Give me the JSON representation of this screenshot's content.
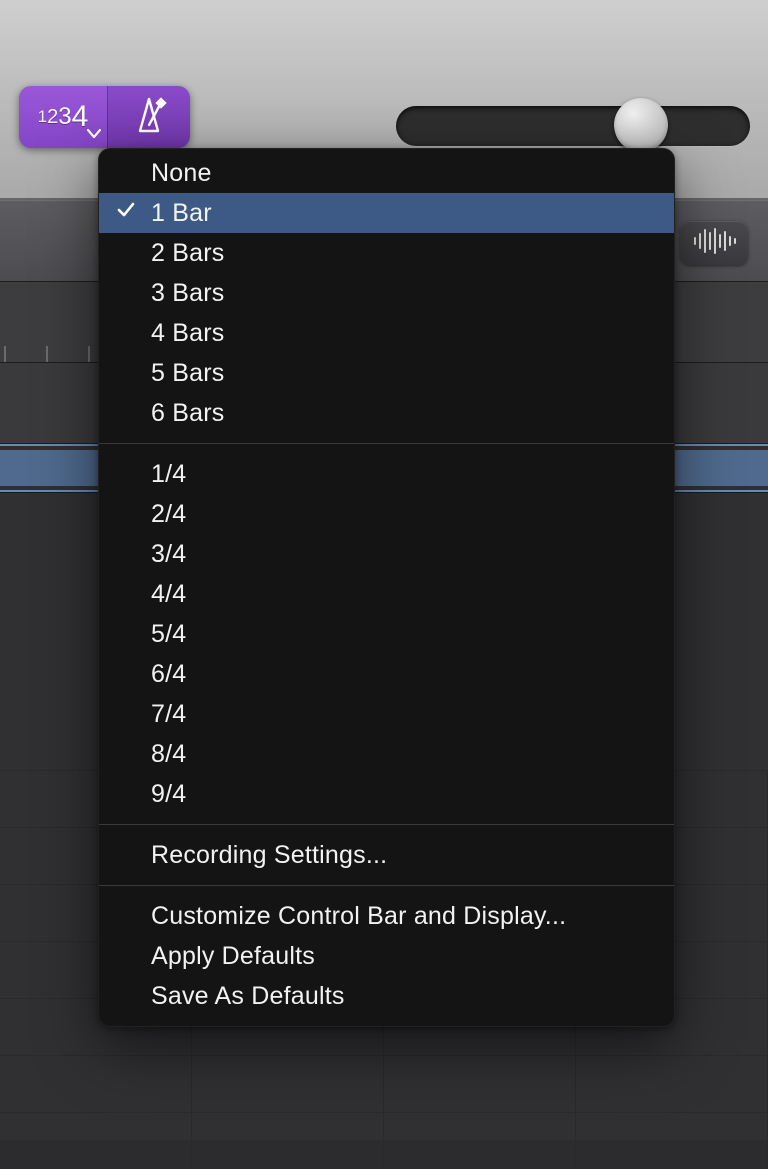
{
  "toolbar": {
    "countin_digits": [
      "1",
      "2",
      "3",
      "4"
    ],
    "slider_value": 0.64
  },
  "popup": {
    "group1": [
      {
        "label": "None",
        "selected": false
      },
      {
        "label": "1 Bar",
        "selected": true
      },
      {
        "label": "2 Bars",
        "selected": false
      },
      {
        "label": "3 Bars",
        "selected": false
      },
      {
        "label": "4 Bars",
        "selected": false
      },
      {
        "label": "5 Bars",
        "selected": false
      },
      {
        "label": "6 Bars",
        "selected": false
      }
    ],
    "group2": [
      {
        "label": "1/4"
      },
      {
        "label": "2/4"
      },
      {
        "label": "3/4"
      },
      {
        "label": "4/4"
      },
      {
        "label": "5/4"
      },
      {
        "label": "6/4"
      },
      {
        "label": "7/4"
      },
      {
        "label": "8/4"
      },
      {
        "label": "9/4"
      }
    ],
    "group3": [
      {
        "label": "Recording Settings..."
      }
    ],
    "group4": [
      {
        "label": "Customize Control Bar and Display..."
      },
      {
        "label": "Apply Defaults"
      },
      {
        "label": "Save As Defaults"
      }
    ]
  }
}
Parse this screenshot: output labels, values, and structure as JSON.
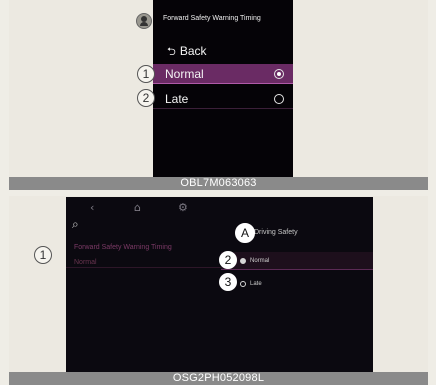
{
  "top_figure": {
    "caption": "OBL7M063063",
    "title": "Forward Safety Warning Timing",
    "back_label": "Back",
    "back_icon": "return-arrow-icon",
    "options": [
      {
        "callout": "1",
        "label": "Normal",
        "selected": true
      },
      {
        "callout": "2",
        "label": "Late",
        "selected": false
      }
    ]
  },
  "bottom_figure": {
    "caption": "OSG2PH052098L",
    "menu_title": "Driving Safety",
    "callout_a": "A",
    "left_item": {
      "callout": "1",
      "title": "Forward Safety Warning Timing",
      "value": "Normal"
    },
    "options": [
      {
        "callout": "2",
        "label": "Normal",
        "selected": true
      },
      {
        "callout": "3",
        "label": "Late",
        "selected": false
      }
    ]
  },
  "colors": {
    "accent": "#6a2b64",
    "screen": "#050307",
    "caption_bar": "#8a8a8a"
  }
}
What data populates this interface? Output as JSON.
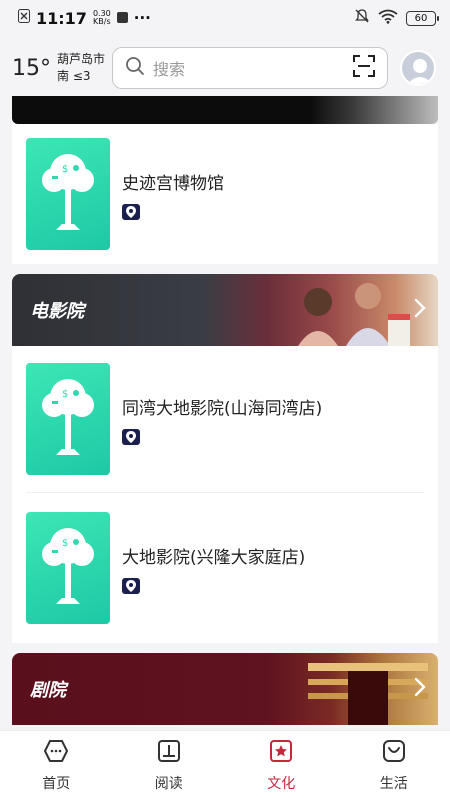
{
  "status_bar": {
    "time": "11:17",
    "speed_value": "0.30",
    "speed_unit": "KB/s",
    "dots": "···",
    "battery": "60"
  },
  "header": {
    "temperature": "15°",
    "city": "葫芦岛市",
    "wind": "南  ≤3",
    "search_placeholder": "搜索"
  },
  "venues_group1": [
    {
      "name": "史迹宫博物馆"
    }
  ],
  "sections": {
    "cinema": {
      "title": "电影院"
    },
    "theater": {
      "title": "剧院"
    }
  },
  "cinemas": [
    {
      "name": "同湾大地影院(山海同湾店)"
    },
    {
      "name": "大地影院(兴隆大家庭店)"
    }
  ],
  "bottom_nav": [
    {
      "label": "首页",
      "icon": "home-icon"
    },
    {
      "label": "阅读",
      "icon": "book-icon"
    },
    {
      "label": "文化",
      "icon": "star-box-icon"
    },
    {
      "label": "生活",
      "icon": "bag-icon"
    }
  ],
  "colors": {
    "accent": "#c22a3c",
    "thumb": "#2fd8ae"
  }
}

> Given task: Copy out every line holding the string "Forward".

> Task result:
    "title": "Forward Safety Warning Timing",
      "title": "Forward Safety Warning Timing",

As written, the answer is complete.